■ **WHAT IS REQUIRED**
Each entry must appear again exactly as it does in the source.
** Begin **
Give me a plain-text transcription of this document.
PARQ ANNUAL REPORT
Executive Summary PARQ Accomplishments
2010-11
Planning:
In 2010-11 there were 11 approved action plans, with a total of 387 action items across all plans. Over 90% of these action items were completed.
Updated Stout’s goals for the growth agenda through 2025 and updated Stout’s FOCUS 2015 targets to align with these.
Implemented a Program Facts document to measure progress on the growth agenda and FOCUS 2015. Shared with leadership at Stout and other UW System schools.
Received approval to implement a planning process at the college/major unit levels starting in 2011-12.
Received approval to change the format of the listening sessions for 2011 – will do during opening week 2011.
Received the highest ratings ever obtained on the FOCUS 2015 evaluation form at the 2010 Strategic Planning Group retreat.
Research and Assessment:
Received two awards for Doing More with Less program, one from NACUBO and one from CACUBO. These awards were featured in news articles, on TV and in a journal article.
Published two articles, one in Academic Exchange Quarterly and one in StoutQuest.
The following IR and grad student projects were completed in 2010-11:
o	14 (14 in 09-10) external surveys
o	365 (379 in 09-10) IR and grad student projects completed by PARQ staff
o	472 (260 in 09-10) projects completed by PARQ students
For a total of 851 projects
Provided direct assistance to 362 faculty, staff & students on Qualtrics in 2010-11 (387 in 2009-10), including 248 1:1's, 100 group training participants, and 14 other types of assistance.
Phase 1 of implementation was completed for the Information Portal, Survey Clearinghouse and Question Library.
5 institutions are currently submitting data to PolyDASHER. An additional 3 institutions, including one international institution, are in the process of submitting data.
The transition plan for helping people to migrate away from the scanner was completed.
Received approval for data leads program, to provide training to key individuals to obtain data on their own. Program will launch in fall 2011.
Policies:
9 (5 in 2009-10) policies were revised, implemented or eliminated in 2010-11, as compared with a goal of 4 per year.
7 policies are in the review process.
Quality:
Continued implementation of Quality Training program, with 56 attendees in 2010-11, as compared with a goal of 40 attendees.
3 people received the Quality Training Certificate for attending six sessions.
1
** End **
■ **OUTPUT FOR THIS TASK**
Give me a plain-text transcription of this document.
PARQ ANNUAL REPORT
Executive Summary PARQ Accomplishments
2010-11
Planning:
In 2010-11 there were 11 approved action plans, with a total of 387 action items across all plans. Over 90% of these action items were completed.
Updated Stout’s goals for the growth agenda through 2025 and updated Stout’s FOCUS 2015 targets to align with these.
Implemented a Program Facts document to measure progress on the growth agenda and FOCUS 2015. Shared with leadership at Stout and other UW System schools.
Received approval to implement a planning process at the college/major unit levels starting in 2011-12.
Received approval to change the format of the listening sessions for 2011 – will do during opening week 2011.
Received the highest ratings ever obtained on the FOCUS 2015 evaluation form at the 2010 Strategic Planning Group retreat.
Research and Assessment:
Received two awards for Doing More with Less program, one from NACUBO and one from CACUBO. These awards were featured in news articles, on TV and in a journal article.
Published two articles, one in Academic Exchange Quarterly and one in StoutQuest.
The following IR and grad student projects were completed in 2010-11:
o	14 (14 in 09-10) external surveys
o	365 (379 in 09-10) IR and grad student projects completed by PARQ staff
o	472 (260 in 09-10) projects completed by PARQ students
For a total of 851 projects
Provided direct assistance to 362 faculty, staff & students on Qualtrics in 2010-11 (387 in 2009-10), including 248 1:1's, 100 group training participants, and 14 other types of assistance.
Phase 1 of implementation was completed for the Information Portal, Survey Clearinghouse and Question Library.
5 institutions are currently submitting data to PolyDASHER. An additional 3 institutions, including one international institution, are in the process of submitting data.
The transition plan for helping people to migrate away from the scanner was completed.
Received approval for data leads program, to provide training to key individuals to obtain data on their own. Program will launch in fall 2011.
Policies:
9 (5 in 2009-10) policies were revised, implemented or eliminated in 2010-11, as compared with a goal of 4 per year.
7 policies are in the review process.
Quality:
Continued implementation of Quality Training program, with 56 attendees in 2010-11, as compared with a goal of 40 attendees.
3 people received the Quality Training Certificate for attending six sessions.
1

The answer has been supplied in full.